— start of Dataset excerpts —

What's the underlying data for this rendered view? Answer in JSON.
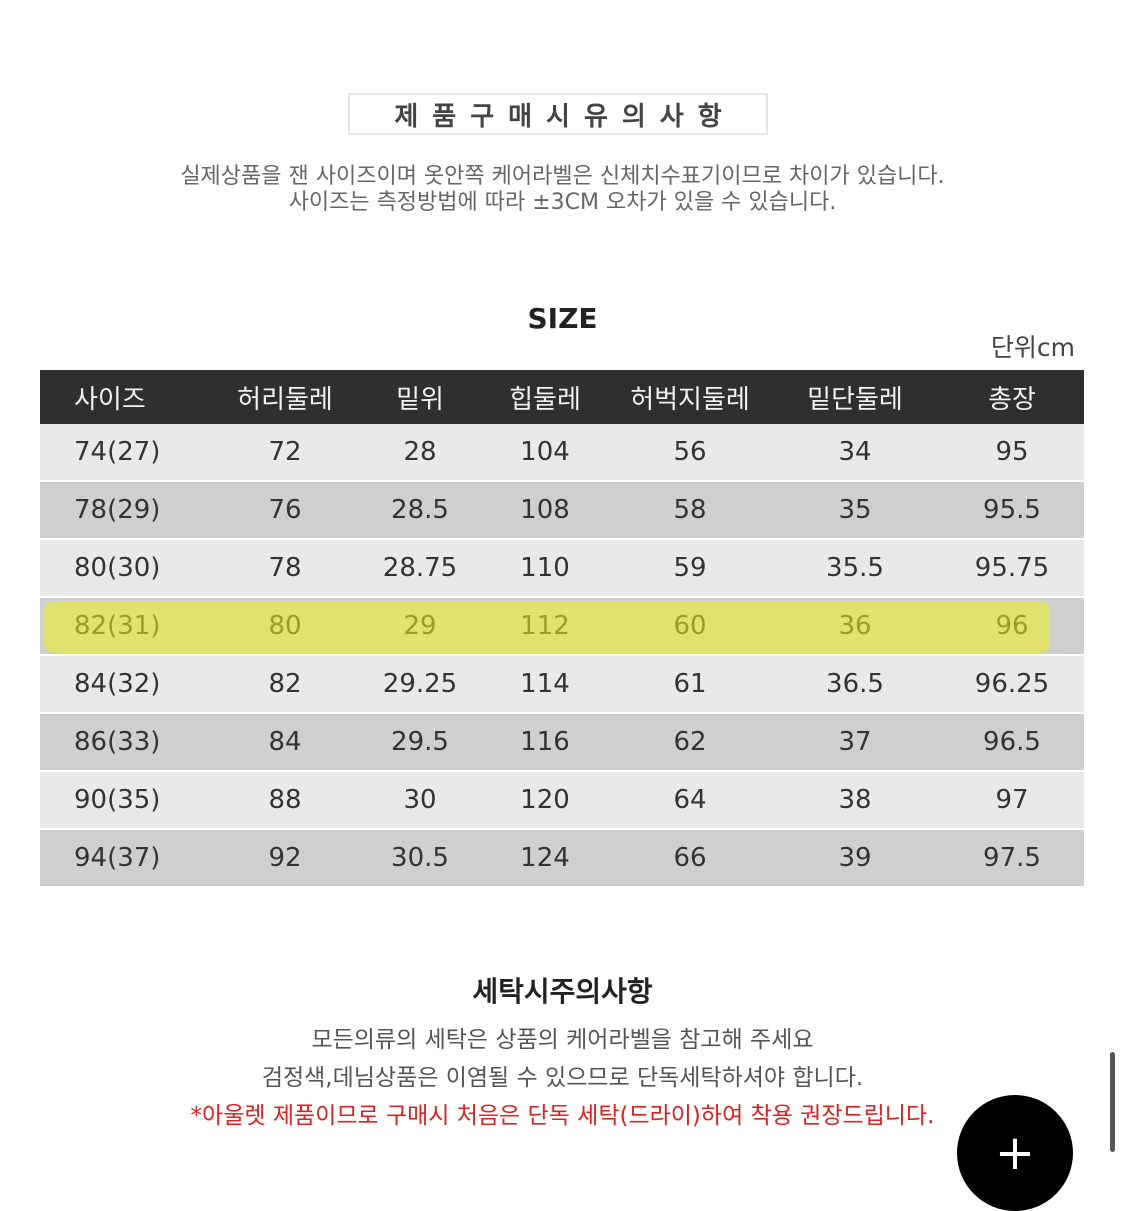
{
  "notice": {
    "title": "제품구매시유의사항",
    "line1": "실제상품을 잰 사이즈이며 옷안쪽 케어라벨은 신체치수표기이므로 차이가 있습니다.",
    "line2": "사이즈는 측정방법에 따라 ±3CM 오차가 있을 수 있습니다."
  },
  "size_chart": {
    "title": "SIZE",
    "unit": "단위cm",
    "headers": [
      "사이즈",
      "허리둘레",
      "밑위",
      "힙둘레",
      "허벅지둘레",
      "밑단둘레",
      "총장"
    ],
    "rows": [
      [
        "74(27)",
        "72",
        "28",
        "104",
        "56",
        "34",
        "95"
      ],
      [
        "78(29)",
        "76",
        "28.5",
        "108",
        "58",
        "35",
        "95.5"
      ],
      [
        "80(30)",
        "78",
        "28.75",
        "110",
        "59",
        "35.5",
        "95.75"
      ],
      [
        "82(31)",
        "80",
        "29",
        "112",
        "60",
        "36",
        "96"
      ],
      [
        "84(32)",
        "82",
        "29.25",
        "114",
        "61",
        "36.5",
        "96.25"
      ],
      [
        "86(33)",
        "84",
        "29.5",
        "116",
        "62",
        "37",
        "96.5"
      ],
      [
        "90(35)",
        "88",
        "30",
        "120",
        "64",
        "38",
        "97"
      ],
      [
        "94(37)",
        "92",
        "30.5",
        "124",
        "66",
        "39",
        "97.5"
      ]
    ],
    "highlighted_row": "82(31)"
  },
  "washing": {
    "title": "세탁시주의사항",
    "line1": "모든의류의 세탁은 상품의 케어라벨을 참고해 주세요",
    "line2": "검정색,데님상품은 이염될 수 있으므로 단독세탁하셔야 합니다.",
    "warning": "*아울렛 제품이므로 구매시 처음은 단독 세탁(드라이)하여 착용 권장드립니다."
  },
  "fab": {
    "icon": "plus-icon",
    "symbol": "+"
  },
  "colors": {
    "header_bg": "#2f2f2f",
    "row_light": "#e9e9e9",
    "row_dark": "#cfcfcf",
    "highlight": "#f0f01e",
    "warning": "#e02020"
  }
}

— end of Dataset excerpts —

* _Work instructions_: Every record above must be given again exactly; drop the pictures.

* _Output of the exercise_:
What's the underlying data for this rendered view? Answer in JSON.
{
  "notice": {
    "title": "제품구매시유의사항",
    "line1": "실제상품을 잰 사이즈이며 옷안쪽 케어라벨은 신체치수표기이므로 차이가 있습니다.",
    "line2": "사이즈는 측정방법에 따라 ±3CM 오차가 있을 수 있습니다."
  },
  "size_chart": {
    "title": "SIZE",
    "unit": "단위cm",
    "headers": [
      "사이즈",
      "허리둘레",
      "밑위",
      "힙둘레",
      "허벅지둘레",
      "밑단둘레",
      "총장"
    ],
    "rows": [
      [
        "74(27)",
        "72",
        "28",
        "104",
        "56",
        "34",
        "95"
      ],
      [
        "78(29)",
        "76",
        "28.5",
        "108",
        "58",
        "35",
        "95.5"
      ],
      [
        "80(30)",
        "78",
        "28.75",
        "110",
        "59",
        "35.5",
        "95.75"
      ],
      [
        "82(31)",
        "80",
        "29",
        "112",
        "60",
        "36",
        "96"
      ],
      [
        "84(32)",
        "82",
        "29.25",
        "114",
        "61",
        "36.5",
        "96.25"
      ],
      [
        "86(33)",
        "84",
        "29.5",
        "116",
        "62",
        "37",
        "96.5"
      ],
      [
        "90(35)",
        "88",
        "30",
        "120",
        "64",
        "38",
        "97"
      ],
      [
        "94(37)",
        "92",
        "30.5",
        "124",
        "66",
        "39",
        "97.5"
      ]
    ],
    "highlighted_row": "82(31)"
  },
  "washing": {
    "title": "세탁시주의사항",
    "line1": "모든의류의 세탁은 상품의 케어라벨을 참고해 주세요",
    "line2": "검정색,데님상품은 이염될 수 있으므로 단독세탁하셔야 합니다.",
    "warning": "*아울렛 제품이므로 구매시 처음은 단독 세탁(드라이)하여 착용 권장드립니다."
  },
  "fab": {
    "icon": "plus-icon",
    "symbol": "+"
  },
  "colors": {
    "header_bg": "#2f2f2f",
    "row_light": "#e9e9e9",
    "row_dark": "#cfcfcf",
    "highlight": "#f0f01e",
    "warning": "#e02020"
  }
}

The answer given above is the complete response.